Last Friday evening, I attended The Event – a night of simultaneous creative expressions at various spaces across Digbeth. The programme was extensive - too much so to see all, so I started at the Western most location - Curzon Street Station - and moved east to Lombard Method. I allowed the movement of people on the streets and blind chance to suggest the route.
The first venue held my attention for a just few minutes, but was well attended. I recognised a few faces and tried to remember names to begin conversation. Without succeeding, I left and tried to determine if people were purposefully heading somewhere, which led me to Fazeley Street. Outside the Minerva Works, I saw a familiar face, but with an unusual white shape painted on his forehead. I gestured to it with a an expression of curiosity, but he was talking on his phone. Intrigued, I entered the space alone.

Data entries
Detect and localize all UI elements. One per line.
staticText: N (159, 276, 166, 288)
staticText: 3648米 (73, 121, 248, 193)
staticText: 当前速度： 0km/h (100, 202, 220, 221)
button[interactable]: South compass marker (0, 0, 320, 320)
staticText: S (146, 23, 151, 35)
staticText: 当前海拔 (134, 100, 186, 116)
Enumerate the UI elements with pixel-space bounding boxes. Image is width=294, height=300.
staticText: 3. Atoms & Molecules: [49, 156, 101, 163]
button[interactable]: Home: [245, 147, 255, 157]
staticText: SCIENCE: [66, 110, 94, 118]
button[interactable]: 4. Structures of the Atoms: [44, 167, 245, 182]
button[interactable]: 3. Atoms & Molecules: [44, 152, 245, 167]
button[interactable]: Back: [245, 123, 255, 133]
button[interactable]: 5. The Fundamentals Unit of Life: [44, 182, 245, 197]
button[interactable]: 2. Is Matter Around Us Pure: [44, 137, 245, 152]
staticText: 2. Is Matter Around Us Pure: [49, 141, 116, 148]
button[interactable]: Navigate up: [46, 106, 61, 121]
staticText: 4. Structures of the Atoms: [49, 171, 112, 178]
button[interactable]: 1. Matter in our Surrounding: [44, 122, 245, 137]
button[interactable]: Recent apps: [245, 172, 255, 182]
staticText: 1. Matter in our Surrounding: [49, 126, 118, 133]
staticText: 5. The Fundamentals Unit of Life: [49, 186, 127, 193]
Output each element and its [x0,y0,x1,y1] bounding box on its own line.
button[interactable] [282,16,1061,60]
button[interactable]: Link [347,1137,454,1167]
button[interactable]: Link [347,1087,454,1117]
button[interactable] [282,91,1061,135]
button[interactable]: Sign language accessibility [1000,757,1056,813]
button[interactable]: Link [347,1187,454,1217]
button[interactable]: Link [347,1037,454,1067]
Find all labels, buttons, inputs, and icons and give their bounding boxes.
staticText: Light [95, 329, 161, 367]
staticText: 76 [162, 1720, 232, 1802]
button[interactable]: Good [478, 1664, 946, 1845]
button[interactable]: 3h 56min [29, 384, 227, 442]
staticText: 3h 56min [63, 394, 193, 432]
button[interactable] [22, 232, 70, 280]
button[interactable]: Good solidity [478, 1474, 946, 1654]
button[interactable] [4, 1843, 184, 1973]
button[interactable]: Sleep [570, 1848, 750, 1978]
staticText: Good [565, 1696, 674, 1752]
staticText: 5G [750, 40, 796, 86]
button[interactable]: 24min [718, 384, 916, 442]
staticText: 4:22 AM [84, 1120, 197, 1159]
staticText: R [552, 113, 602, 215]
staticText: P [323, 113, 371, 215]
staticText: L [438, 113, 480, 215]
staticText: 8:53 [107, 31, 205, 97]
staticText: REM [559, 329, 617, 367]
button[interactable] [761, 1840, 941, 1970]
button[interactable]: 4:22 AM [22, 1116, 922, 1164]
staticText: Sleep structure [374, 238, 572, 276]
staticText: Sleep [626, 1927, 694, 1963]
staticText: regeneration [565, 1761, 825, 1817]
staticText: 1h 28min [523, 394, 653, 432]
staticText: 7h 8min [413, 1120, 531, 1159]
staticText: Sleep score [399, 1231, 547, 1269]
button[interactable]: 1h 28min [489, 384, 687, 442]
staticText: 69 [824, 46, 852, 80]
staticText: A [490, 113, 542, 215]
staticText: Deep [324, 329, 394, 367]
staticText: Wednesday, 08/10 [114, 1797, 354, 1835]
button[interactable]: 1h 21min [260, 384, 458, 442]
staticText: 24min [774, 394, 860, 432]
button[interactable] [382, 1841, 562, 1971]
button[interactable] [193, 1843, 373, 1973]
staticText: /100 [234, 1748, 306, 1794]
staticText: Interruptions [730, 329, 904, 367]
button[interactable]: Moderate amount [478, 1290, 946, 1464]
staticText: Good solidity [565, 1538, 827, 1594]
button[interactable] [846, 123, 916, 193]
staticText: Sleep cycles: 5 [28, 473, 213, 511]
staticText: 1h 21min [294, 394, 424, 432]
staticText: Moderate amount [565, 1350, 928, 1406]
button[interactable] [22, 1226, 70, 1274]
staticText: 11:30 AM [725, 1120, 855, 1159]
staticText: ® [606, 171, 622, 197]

■ **Problem set**
1) In the account of The Event in Digbeth, copy the passage from "The first venue" up to and including "the space alone.".
2) Condense the paragraph beginning "Last Friday evening" in the account of The Event in Digbeth into a shorter version that keeps its main facts.
The data entries have no connection to the account of the Digbeth event.

■ **Task solutions**
1)
The first venue held my attention for a just few minutes, but was well attended. I recognised a few faces and tried to remember names to begin conversation. Without succeeding, I left and tried to determine if people were purposefully heading somewhere, which led me to Fazeley Street. Outside the Minerva Works, I saw a familiar face, but with an unusual white shape painted on his forehead. I gestured to it with a an expression of curiosity, but he was talking on his phone. Intrigued, I entered the space alone.

2) Last Friday evening, the writer attended The Event, a night of simultaneous creative expressions at spaces across Digbeth. The programme was too large to see in full. The writer therefore began at the westernmost location, Curzon Street Station, and moved east to Lombard Method, letting the movement of people on the streets and chance suggest the route.